# Material for this task start
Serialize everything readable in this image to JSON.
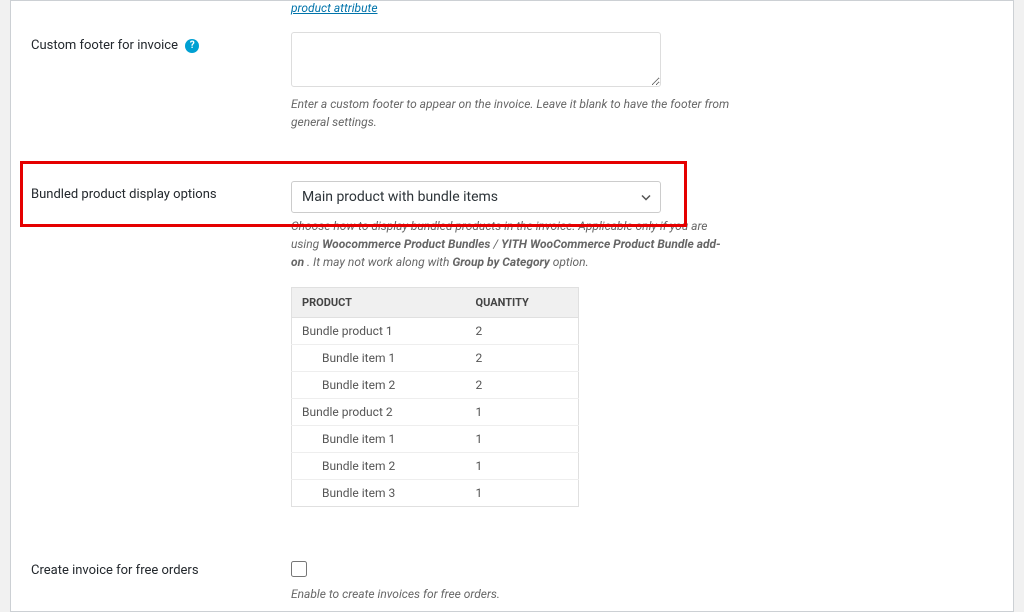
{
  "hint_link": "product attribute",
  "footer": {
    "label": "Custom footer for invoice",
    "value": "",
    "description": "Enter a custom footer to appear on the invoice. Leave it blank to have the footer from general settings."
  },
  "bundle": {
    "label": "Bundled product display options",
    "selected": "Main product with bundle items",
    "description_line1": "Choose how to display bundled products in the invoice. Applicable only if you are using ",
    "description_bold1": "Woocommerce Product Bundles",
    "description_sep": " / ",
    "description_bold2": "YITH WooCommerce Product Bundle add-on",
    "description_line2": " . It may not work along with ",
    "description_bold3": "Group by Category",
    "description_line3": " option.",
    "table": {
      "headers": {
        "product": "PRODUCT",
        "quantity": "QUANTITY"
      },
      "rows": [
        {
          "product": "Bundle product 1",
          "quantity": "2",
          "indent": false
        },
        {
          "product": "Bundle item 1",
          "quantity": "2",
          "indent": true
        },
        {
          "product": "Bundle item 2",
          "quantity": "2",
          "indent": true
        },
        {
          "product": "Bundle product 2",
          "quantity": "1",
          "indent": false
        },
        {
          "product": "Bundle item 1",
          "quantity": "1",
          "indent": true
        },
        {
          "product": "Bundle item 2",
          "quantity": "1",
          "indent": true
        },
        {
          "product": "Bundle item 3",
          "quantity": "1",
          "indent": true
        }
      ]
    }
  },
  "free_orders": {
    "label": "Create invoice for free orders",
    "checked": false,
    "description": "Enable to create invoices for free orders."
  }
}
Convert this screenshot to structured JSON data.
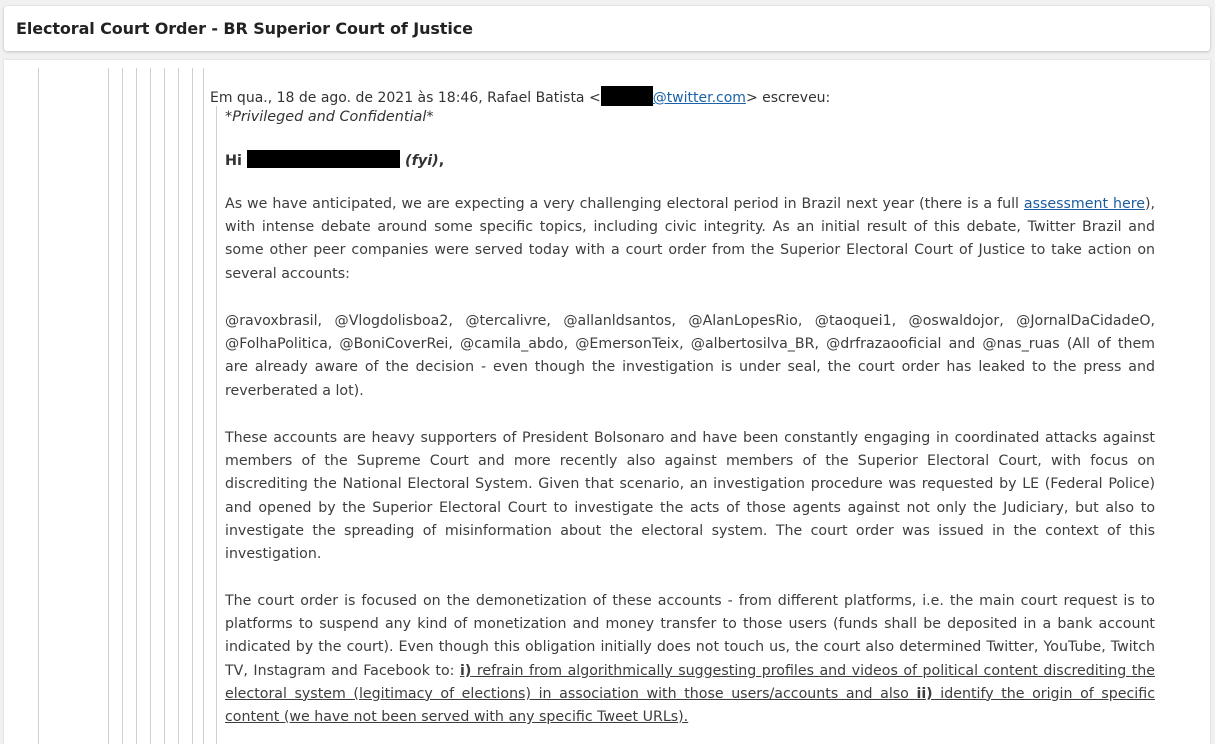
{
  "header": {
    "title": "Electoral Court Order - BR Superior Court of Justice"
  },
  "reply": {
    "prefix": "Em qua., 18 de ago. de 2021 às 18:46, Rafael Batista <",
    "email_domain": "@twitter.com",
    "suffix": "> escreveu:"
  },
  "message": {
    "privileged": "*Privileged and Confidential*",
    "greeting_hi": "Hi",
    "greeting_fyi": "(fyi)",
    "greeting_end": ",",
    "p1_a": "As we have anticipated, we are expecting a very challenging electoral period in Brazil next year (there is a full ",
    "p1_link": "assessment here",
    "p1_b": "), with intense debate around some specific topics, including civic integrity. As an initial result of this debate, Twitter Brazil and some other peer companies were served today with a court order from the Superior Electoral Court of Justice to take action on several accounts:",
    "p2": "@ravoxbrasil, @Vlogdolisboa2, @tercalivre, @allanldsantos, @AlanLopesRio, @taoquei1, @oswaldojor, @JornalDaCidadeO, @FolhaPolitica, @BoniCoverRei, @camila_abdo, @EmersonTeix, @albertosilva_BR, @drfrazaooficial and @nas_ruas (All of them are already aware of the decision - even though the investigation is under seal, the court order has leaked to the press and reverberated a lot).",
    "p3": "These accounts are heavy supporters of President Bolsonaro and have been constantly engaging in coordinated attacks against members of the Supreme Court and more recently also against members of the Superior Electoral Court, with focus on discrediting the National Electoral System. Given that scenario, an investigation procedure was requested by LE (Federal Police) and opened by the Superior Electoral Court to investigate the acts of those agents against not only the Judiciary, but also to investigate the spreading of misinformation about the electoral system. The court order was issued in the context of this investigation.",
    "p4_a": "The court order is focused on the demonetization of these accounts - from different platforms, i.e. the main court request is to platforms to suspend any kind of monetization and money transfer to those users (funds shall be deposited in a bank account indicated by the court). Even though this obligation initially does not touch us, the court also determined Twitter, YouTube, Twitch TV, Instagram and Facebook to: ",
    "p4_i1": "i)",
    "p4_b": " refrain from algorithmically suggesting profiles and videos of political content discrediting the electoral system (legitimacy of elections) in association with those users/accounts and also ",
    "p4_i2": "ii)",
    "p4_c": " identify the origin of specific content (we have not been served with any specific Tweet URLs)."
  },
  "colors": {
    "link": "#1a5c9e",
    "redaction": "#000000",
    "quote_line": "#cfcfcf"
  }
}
# Material for this task end
## Stated problem
The answer should be a single number: the count of lines in the data that include the string "Justice".

## Output below
2